Dataset entries:
╭──

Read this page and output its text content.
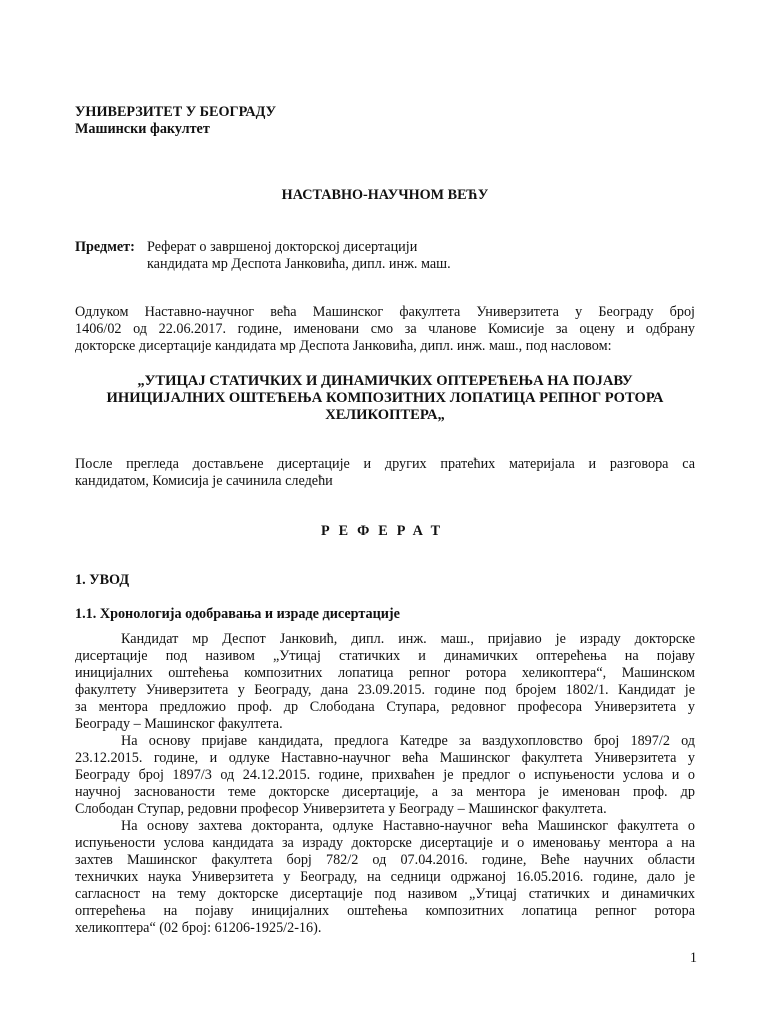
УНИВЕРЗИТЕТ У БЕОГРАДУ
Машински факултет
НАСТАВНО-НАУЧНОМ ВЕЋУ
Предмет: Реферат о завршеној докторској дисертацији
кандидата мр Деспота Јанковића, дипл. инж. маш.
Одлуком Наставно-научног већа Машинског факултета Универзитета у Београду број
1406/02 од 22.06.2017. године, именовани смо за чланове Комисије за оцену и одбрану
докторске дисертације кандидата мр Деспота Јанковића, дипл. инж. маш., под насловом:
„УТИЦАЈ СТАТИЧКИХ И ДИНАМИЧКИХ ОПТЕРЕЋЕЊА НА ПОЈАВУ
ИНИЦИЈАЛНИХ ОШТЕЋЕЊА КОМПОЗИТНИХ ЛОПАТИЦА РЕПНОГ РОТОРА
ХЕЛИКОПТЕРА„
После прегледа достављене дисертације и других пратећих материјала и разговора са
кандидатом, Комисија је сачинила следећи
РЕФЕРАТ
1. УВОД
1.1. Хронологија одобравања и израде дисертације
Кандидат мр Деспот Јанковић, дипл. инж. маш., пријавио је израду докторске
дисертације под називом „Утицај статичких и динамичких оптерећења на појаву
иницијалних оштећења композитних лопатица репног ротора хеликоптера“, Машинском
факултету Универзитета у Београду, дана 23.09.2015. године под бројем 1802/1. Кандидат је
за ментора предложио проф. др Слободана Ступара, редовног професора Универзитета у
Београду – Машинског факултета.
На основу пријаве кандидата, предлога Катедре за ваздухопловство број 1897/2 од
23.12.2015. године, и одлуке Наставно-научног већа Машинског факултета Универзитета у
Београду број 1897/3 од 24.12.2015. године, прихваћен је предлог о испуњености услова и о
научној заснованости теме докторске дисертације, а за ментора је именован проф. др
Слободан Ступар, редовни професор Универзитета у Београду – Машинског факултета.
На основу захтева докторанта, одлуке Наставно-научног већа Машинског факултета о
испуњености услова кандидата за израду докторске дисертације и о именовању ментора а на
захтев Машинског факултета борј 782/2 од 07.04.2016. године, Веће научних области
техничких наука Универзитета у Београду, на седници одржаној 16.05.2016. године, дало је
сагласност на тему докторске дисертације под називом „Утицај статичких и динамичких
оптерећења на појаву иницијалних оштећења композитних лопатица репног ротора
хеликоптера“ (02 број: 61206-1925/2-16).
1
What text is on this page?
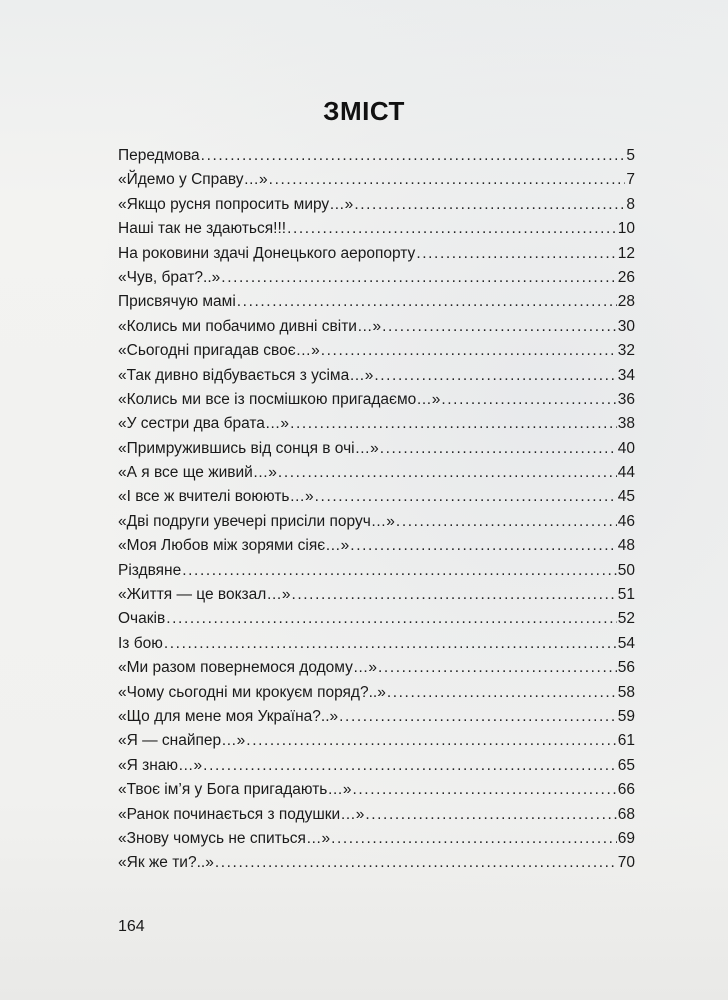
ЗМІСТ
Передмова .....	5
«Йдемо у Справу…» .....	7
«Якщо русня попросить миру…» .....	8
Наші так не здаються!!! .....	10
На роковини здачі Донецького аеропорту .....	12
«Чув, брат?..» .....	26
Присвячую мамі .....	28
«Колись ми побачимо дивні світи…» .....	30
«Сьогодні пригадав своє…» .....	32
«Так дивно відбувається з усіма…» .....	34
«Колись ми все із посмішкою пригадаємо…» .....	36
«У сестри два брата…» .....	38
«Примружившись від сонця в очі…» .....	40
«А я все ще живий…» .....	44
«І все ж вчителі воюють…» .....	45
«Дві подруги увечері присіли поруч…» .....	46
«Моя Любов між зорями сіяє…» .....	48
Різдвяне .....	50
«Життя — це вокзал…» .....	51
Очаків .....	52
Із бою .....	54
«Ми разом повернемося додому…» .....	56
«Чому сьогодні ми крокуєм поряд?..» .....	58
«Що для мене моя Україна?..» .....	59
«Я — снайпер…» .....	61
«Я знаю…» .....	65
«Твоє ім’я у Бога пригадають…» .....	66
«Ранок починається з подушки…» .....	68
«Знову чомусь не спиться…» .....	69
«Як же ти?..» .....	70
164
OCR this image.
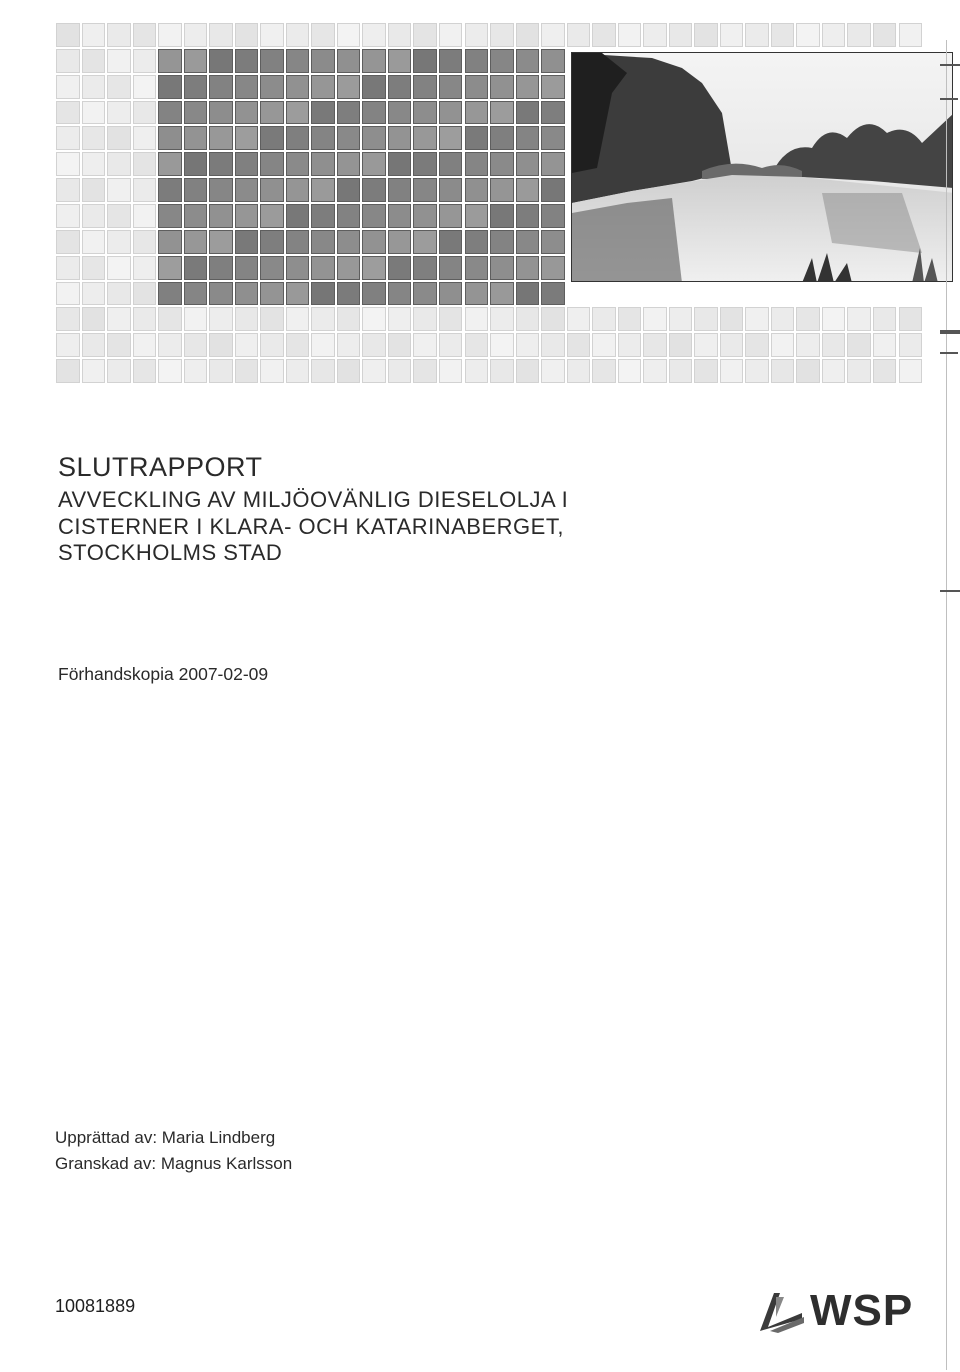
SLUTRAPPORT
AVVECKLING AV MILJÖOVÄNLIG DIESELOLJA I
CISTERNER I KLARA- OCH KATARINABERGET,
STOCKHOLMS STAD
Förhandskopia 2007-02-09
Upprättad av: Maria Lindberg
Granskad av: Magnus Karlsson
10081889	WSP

╰──
╭──

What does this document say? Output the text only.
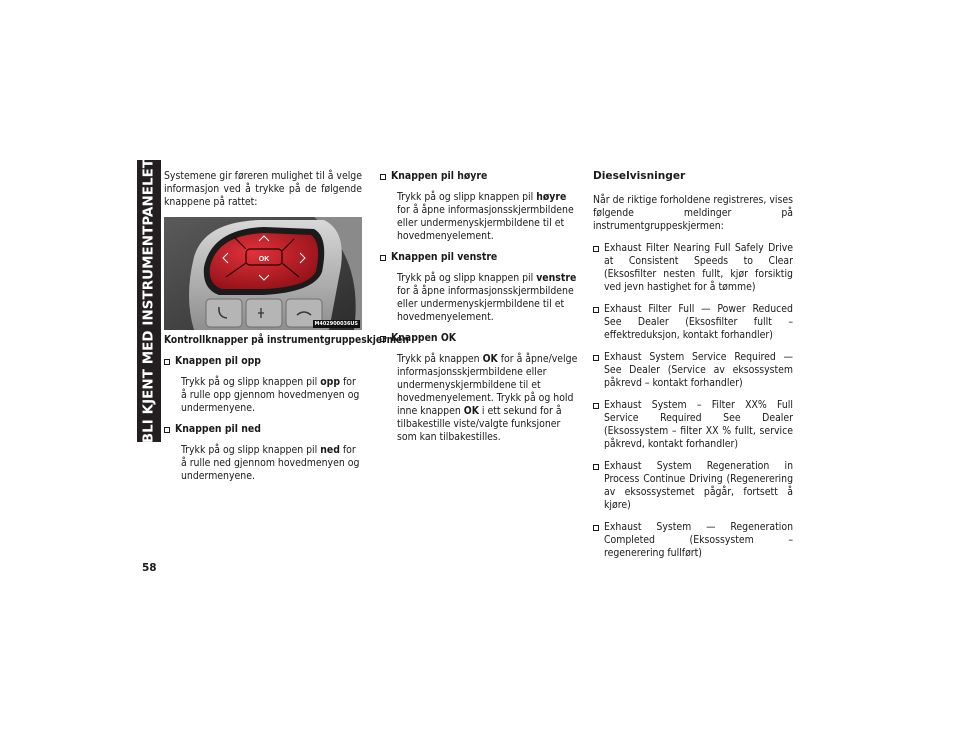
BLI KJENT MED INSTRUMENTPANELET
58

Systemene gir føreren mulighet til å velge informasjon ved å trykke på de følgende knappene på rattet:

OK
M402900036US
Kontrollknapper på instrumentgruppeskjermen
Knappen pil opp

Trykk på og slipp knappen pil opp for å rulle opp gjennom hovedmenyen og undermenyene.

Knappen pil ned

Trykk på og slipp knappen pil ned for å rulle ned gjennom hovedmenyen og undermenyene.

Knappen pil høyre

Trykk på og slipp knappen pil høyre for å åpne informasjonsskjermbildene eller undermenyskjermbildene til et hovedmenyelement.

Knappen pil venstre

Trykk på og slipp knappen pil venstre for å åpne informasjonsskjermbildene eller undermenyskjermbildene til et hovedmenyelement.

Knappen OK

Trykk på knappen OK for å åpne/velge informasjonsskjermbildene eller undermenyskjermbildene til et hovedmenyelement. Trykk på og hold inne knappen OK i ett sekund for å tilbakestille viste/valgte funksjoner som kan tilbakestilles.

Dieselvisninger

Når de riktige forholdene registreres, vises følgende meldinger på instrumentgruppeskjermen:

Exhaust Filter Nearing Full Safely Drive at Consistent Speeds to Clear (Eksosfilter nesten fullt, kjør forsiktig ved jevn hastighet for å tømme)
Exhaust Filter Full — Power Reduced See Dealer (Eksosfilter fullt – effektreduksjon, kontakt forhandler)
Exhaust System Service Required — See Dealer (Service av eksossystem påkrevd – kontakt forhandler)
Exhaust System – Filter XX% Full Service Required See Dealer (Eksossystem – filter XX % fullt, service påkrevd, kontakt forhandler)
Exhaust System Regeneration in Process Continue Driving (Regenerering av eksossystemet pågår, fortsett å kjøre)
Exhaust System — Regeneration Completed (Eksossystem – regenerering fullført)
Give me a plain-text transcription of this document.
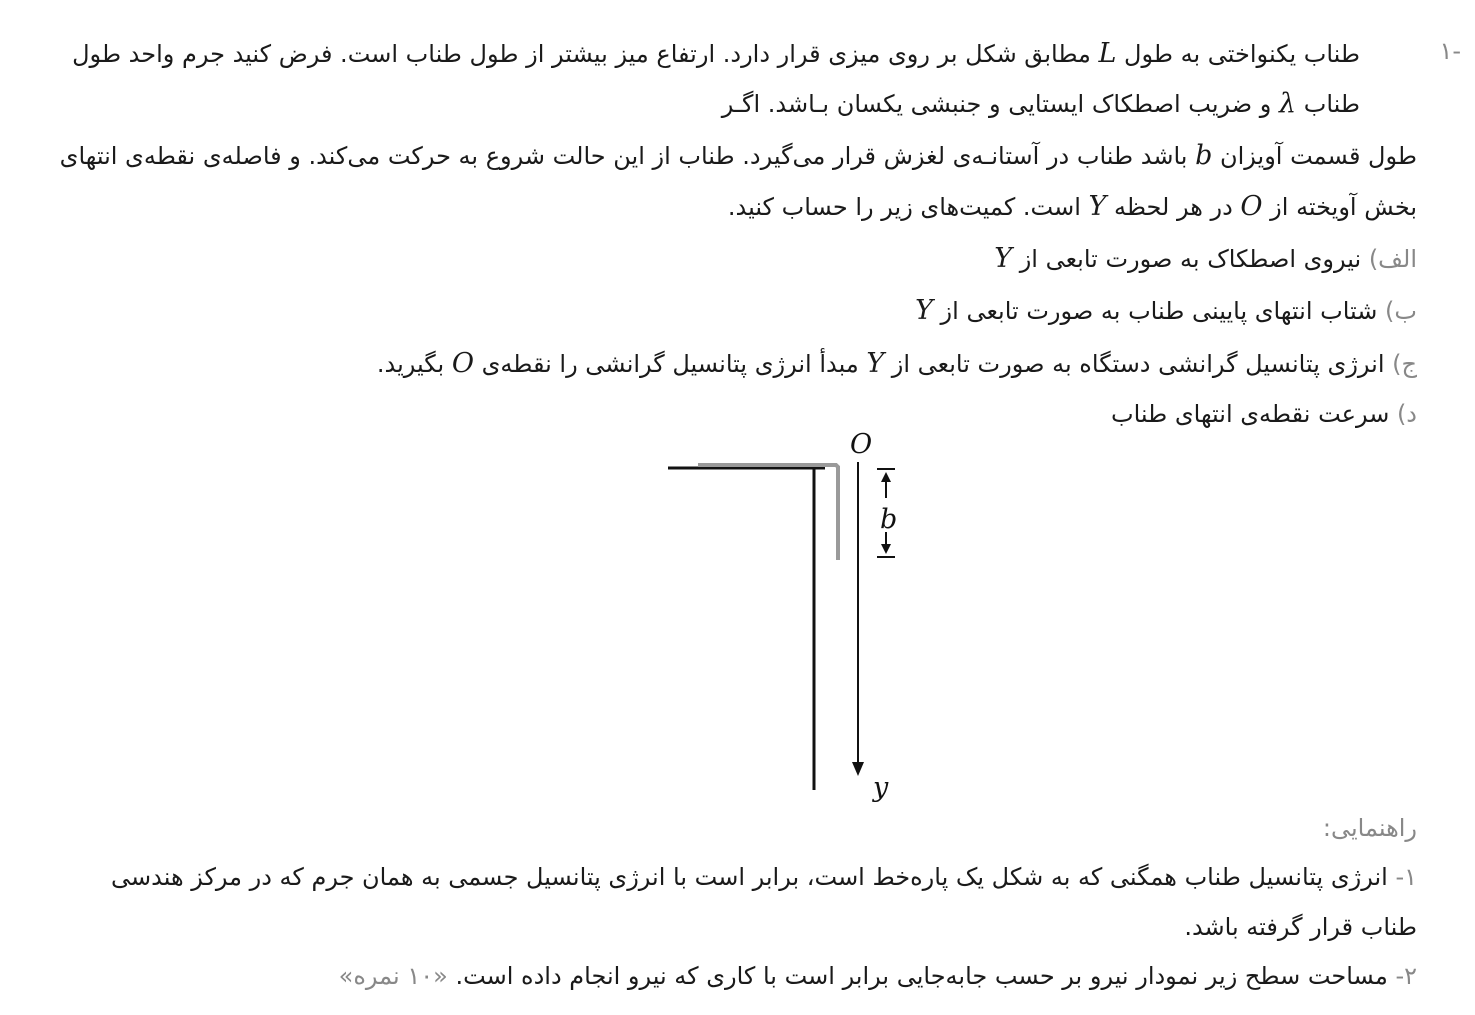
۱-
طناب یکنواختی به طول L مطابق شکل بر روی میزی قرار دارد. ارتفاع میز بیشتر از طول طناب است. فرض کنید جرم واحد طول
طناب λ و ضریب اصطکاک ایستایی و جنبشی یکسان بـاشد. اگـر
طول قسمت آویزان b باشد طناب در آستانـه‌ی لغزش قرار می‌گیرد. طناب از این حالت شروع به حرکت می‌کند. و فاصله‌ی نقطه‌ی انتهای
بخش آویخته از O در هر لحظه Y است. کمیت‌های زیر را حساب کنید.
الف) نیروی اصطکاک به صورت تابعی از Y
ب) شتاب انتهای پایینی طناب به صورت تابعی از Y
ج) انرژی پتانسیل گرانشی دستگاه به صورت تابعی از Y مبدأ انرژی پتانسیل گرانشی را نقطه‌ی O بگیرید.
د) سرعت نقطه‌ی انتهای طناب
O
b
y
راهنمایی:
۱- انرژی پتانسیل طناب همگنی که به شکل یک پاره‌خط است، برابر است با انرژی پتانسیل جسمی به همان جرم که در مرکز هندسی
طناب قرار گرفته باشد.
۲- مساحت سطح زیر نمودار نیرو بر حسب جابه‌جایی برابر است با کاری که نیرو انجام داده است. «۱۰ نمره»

╰──

Objective:
Find and copy every line in the entries above where the string "Eksosfilter" occurs.

Answer to this task:
Exhaust Filter Nearing Full Safely Drive at Consistent Speeds to Clear (Eksosfilter nesten fullt, kjør forsiktig ved jevn hastighet for å tømme)
Exhaust Filter Full — Power Reduced See Dealer (Eksosfilter fullt – effektreduksjon, kontakt forhandler)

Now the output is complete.